*Listed entries:*
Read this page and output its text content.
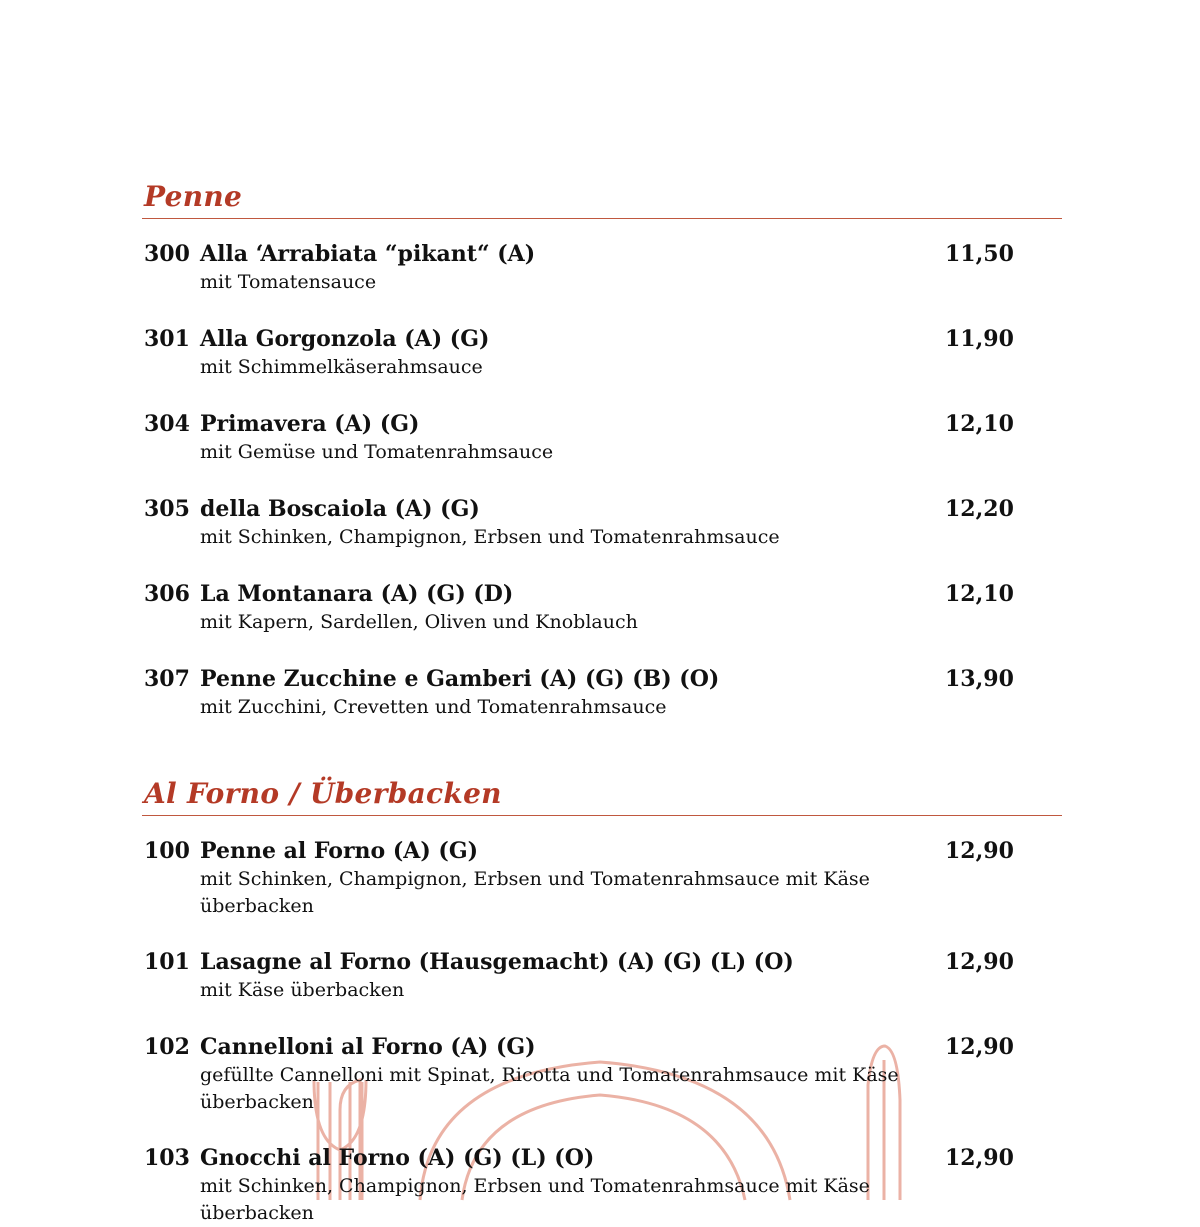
Penne
300 Alla ‘Arrabiata “pikant“ (A)	11,50
mit Tomatensauce
301 Alla Gorgonzola (A) (G)	11,90
mit Schimmelkäserahmsauce
304 Primavera (A) (G)	12,10
mit Gemüse und Tomatenrahmsauce
305 della Boscaiola (A) (G)	12,20
mit Schinken, Champignon, Erbsen und Tomatenrahmsauce
306 La Montanara (A) (G) (D)	12,10
mit Kapern, Sardellen, Oliven und Knoblauch
307 Penne Zucchine e Gamberi (A) (G) (B) (O)	13,90
mit Zucchini, Crevetten und Tomatenrahmsauce
Al Forno / Überbacken
100 Penne al Forno (A) (G)	12,90
mit Schinken, Champignon, Erbsen und Tomatenrahmsauce mit Käse überbacken
101 Lasagne al Forno (Hausgemacht) (A) (G) (L) (O)	12,90
mit Käse überbacken
102 Cannelloni al Forno (A) (G)	12,90
gefüllte Cannelloni mit Spinat, Ricotta und Tomatenrahmsauce mit Käse überbacken
103 Gnocchi al Forno (A) (G) (L) (O)	12,90
mit Schinken, Champignon, Erbsen und Tomatenrahmsauce mit Käse überbacken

*Requirement:*
Tally the lines of the records holding the word "Forno", then state only the tally.

*Task solution:*
5